__PASSAGE__.
┏━━

Spacecraft properties
- Bus: Alphabus
- Manufacturer: EADS Astrium Thales Alenia Space
- Launch mass: 6,649 kilograms (14,659 lb)

Start of mission
- Launch date: 25 July 2013, 19:54:07 UTC
- Rocket: Ariane 5ECA VA-214
- Launch site: Kourou ELA-3
- Contractor: Arianespace

Orbital parameters
- Reference system: Geocentric
- Regime: Geostationary
- Longitude: 25° east
- Perigee altitude: 35,771 kilometres (22,227 mi)
- Apogee altitude: 35,801 kilometres (22,246 mi)
- Inclination: 0.14 degrees
- Period: 23.92 hours
- Epoch: 29 October 2013, 17:07:36 UTC

= Inmarsat-4A F4 =

Geostationary communications satellite

Inmarsat-4A F4, also known as Alphasat and Inmarsat-XL, is a large geostationary communications I-4 satellite operated by United Kingdom-based Inmarsat in partnership with the European Space Agency. Launched in 2013, it is used to provide mobile communications to Africa and parts of Europe and Asia.

Inmarsat-4A F4 has been constructed by EADS Astrium and Thales Alenia Space based on the Alphabus satellite bus. It was the first Alphabus spacecraft to be launched, and as such it carries several experimental communications systems in addition to its commercial payload. The spacecraft had a launch mass of 6649 kg, and is expected to operate for at least fifteen years.

┗━━

__PROBLEMS AND TASKS__.
1. In the Inmarsat-4A F4 article, how long is the satellite expected to operate?
2. Retype the Inmarsat-4A F4 article word for word between "Inmarsat-4A F4, also" and "least fifteen years.", inclusive.
3. Extend the Inmarsat-4A F4 article past its final sentence.

__STORED DATA__.
┏━━

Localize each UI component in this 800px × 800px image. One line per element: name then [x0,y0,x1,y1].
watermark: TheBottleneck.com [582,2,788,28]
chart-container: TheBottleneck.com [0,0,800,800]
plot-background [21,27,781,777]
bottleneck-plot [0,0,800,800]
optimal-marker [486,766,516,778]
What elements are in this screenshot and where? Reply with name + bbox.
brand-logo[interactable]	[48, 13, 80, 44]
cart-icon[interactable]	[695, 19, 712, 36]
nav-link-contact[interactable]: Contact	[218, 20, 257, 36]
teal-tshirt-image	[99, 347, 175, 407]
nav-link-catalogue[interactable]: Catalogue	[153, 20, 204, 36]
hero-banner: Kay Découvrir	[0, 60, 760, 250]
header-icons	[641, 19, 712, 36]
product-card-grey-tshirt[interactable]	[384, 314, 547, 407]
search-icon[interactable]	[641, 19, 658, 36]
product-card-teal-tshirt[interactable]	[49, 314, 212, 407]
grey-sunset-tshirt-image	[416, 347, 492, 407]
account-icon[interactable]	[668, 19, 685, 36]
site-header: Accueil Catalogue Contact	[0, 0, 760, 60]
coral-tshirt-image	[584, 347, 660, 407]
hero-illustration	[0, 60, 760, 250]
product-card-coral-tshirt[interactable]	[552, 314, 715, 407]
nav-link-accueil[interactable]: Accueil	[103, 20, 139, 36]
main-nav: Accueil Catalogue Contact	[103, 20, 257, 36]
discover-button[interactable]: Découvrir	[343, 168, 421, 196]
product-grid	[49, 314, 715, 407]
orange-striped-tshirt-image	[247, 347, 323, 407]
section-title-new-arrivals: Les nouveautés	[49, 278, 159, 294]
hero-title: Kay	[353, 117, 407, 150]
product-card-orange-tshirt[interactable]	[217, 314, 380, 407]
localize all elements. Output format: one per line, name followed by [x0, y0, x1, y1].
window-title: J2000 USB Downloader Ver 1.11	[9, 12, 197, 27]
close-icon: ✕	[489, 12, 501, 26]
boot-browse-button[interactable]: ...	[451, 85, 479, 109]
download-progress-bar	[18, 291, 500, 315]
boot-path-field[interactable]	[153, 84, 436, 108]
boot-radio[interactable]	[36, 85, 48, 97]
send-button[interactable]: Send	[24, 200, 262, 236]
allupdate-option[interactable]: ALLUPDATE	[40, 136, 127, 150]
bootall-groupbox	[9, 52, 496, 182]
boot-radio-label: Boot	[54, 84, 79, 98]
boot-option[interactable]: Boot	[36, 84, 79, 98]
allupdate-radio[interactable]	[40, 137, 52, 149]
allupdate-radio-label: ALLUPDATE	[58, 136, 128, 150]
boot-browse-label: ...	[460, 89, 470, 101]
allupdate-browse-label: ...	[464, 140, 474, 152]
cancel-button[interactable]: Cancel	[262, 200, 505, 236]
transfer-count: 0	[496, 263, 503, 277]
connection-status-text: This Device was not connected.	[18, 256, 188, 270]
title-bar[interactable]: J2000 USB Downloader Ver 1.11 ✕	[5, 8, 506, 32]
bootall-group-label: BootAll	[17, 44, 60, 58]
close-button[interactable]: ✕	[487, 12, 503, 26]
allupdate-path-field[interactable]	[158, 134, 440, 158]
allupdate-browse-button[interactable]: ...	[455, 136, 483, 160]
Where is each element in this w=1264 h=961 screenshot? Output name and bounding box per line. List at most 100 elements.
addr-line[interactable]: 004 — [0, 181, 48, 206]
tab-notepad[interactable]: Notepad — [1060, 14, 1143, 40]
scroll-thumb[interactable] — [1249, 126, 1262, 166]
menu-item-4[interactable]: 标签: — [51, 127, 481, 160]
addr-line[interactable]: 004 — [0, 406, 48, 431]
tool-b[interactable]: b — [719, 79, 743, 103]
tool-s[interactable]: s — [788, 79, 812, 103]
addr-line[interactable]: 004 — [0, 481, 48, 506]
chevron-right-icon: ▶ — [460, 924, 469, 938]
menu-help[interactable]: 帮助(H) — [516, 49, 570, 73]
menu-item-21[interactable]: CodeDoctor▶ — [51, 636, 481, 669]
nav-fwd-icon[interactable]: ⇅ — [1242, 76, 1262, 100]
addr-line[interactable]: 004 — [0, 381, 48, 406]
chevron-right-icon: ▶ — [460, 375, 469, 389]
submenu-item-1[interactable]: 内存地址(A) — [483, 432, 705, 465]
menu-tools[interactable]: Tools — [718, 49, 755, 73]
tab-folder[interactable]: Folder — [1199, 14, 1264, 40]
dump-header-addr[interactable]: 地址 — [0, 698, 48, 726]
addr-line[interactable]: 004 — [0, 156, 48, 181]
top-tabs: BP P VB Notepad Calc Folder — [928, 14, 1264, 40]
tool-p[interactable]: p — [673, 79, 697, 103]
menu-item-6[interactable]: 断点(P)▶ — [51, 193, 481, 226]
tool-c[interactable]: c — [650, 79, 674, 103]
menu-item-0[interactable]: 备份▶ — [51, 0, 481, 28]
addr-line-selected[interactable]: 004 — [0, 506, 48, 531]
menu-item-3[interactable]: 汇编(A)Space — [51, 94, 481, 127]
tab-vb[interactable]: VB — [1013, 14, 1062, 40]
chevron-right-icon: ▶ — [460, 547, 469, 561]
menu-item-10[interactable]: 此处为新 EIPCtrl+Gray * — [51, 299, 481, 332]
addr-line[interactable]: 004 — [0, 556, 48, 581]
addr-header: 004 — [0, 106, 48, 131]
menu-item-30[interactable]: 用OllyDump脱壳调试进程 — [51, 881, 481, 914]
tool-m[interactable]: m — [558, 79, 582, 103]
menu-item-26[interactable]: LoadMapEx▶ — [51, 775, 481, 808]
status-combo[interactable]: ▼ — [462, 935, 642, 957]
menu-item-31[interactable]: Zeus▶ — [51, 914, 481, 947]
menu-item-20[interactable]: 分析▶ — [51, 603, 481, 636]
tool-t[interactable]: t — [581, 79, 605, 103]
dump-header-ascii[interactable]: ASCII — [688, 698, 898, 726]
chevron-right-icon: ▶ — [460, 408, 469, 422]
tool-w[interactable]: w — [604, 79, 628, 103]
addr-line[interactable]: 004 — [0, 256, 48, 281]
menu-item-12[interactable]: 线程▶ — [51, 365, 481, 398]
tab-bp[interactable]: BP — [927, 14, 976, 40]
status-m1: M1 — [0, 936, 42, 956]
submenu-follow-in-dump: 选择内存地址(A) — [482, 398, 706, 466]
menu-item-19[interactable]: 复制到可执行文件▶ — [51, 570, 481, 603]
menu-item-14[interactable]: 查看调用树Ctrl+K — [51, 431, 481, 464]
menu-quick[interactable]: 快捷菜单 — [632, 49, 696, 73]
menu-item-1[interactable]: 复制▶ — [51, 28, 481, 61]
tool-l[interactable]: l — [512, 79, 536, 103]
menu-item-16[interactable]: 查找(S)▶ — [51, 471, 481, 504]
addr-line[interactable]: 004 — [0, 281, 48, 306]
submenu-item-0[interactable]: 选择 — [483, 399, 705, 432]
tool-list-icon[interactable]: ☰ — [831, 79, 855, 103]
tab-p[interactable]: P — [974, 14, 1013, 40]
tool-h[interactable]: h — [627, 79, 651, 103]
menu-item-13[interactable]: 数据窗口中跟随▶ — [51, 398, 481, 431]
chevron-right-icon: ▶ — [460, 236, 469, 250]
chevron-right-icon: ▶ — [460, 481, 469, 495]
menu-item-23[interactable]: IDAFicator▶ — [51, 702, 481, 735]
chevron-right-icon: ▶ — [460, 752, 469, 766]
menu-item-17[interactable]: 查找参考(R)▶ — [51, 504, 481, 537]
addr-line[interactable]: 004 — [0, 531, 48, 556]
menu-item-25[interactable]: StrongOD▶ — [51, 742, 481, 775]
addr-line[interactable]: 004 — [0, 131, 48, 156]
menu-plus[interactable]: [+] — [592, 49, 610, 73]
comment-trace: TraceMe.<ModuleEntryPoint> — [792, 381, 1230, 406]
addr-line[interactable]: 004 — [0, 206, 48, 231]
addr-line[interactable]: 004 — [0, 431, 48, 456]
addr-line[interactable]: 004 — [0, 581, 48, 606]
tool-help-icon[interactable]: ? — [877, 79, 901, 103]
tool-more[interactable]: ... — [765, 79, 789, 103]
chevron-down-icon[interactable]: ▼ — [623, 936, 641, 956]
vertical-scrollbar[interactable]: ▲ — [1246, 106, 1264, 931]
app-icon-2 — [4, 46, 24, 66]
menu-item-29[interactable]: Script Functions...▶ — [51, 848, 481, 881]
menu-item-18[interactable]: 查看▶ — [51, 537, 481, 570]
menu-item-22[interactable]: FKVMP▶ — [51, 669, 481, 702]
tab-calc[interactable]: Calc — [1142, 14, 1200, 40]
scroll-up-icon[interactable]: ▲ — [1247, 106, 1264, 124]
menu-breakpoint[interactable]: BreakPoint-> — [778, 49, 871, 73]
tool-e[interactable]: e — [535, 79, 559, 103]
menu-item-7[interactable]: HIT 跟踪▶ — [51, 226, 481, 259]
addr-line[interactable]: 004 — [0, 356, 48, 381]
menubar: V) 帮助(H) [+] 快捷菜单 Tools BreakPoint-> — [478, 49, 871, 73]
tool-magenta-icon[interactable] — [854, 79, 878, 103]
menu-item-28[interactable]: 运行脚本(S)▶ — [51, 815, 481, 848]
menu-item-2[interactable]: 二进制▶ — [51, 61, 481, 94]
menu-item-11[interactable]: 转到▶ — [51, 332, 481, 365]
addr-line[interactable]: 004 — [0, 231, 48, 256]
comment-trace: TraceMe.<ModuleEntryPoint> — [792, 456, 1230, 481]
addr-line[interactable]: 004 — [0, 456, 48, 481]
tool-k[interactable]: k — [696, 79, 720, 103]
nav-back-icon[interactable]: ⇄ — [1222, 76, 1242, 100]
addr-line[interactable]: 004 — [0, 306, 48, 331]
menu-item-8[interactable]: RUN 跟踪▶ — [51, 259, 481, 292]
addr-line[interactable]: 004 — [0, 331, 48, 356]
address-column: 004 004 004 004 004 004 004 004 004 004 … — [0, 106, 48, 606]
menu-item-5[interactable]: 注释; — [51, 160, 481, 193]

┗━━

__RESPONSES FOR EACH TASK__.
1. At least fifteen years.

2.
Inmarsat-4A F4, also known as Alphasat and Inmarsat-XL, is a large geostationary communications I-4 satellite operated by United Kingdom-based Inmarsat in partnership with the European Space Agency. Launched in 2013, it is used to provide mobile communications to Africa and parts of Europe and Asia.

Inmarsat-4A F4 has been constructed by EADS Astrium and Thales Alenia Space based on the Alphabus satellite bus. It was the first Alphabus spacecraft to be launched, and as such it carries several experimental communications systems in addition to its commercial payload. The spacecraft had a launch mass of 6649 kg, and is expected to operate for at least fifteen years.

3.
Arianespace had been contracted to launch Inmarsat-4A F4, with an Ariane 5ECA rocket, flight number VA-214, delivering it and INSAT-3D into geosynchronous transfer orbit. The rocket lifted off from ELA-3 at Kourou at 19:54:07 UTC on 25 July 2013, with Inmarsat-4A F4 separating from the rocket around 27 minutes later.

The spacecraft operates in a geostationary orbit at a longitude of 25 degrees east. As of 29 October 2013, it is in an orbit with a perigee of 35771 km, an apogee of 35771 km and 0.14 degrees inclination to the equator. The orbit had a semimajor axis of 42157.20 km and eccentricity of 0.0003552, giving it an orbital period of 1,435.75 minutes, or 23.92 hours.

== European Data Relay System test ==
The satellite was used as part of an in-orbit verification of the ESA European Data Relay System. In 2014, data from the Sentinel-1A satellite in LEO was transmitted via an optical link to the Alphasat in GEO and then relayed to a ground station using a Ka band downlink. The new system can offer speeds up to 7.2 Gbit/s in the future.